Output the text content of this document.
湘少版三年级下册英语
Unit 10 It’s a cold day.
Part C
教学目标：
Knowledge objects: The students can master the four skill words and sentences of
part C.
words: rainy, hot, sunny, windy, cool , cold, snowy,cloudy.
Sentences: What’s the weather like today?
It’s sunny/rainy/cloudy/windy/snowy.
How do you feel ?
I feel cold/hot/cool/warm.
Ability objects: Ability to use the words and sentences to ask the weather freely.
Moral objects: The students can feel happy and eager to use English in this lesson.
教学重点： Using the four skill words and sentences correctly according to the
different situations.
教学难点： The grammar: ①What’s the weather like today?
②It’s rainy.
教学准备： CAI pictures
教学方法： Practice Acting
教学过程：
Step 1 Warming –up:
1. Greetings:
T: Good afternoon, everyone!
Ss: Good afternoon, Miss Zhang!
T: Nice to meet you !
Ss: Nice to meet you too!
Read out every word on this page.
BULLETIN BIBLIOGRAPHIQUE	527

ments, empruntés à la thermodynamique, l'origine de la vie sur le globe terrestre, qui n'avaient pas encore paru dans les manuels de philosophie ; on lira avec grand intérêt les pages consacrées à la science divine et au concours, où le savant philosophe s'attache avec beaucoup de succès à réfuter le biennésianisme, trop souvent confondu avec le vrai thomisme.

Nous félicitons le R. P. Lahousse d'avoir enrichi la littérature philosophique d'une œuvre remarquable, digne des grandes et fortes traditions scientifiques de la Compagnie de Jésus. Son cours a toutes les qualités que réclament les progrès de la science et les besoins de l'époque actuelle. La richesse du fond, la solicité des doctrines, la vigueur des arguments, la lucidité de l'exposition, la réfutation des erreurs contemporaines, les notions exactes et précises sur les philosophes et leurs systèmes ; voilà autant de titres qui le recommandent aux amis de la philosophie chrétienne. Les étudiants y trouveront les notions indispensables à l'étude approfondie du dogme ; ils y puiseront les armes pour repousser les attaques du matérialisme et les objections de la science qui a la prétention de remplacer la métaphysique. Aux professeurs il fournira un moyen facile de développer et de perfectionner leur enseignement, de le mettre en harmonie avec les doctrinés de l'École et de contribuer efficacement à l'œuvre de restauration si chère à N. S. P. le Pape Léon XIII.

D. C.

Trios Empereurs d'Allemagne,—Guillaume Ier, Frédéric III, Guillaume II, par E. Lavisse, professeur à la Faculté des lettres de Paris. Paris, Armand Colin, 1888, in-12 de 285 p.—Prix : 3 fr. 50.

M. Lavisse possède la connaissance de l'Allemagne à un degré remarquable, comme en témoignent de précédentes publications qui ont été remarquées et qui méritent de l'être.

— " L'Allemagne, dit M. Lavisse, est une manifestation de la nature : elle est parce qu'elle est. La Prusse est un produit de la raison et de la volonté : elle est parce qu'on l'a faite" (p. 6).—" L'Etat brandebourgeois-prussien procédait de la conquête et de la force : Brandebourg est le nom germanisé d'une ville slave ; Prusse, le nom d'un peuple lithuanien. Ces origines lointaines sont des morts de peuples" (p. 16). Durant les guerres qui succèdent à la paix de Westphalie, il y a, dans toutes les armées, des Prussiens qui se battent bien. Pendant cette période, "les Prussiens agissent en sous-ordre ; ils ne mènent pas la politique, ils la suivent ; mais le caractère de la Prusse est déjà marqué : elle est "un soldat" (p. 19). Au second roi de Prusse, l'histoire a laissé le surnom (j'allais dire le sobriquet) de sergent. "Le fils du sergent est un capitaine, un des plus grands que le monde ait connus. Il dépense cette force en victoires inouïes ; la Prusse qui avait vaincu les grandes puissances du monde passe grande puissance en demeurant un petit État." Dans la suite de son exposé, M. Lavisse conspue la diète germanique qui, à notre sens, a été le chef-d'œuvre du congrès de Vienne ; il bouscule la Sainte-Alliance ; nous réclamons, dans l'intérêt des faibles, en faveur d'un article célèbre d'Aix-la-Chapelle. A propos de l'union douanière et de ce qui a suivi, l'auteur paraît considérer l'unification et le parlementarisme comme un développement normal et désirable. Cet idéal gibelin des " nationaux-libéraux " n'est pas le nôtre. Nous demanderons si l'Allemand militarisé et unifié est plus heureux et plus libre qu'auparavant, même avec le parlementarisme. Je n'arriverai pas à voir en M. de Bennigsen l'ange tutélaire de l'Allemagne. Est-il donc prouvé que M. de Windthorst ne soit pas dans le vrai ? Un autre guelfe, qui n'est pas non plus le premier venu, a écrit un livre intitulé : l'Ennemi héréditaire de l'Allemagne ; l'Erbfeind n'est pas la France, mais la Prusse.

· · · · · · ·

• BRIEF: Take each line containing the string "skill" and copy it out.

• SOLUTION TO THE EXERCISE:
Knowledge objects: The students can master the four skill words and sentences of
教学重点： Using the four skill words and sentences correctly according to the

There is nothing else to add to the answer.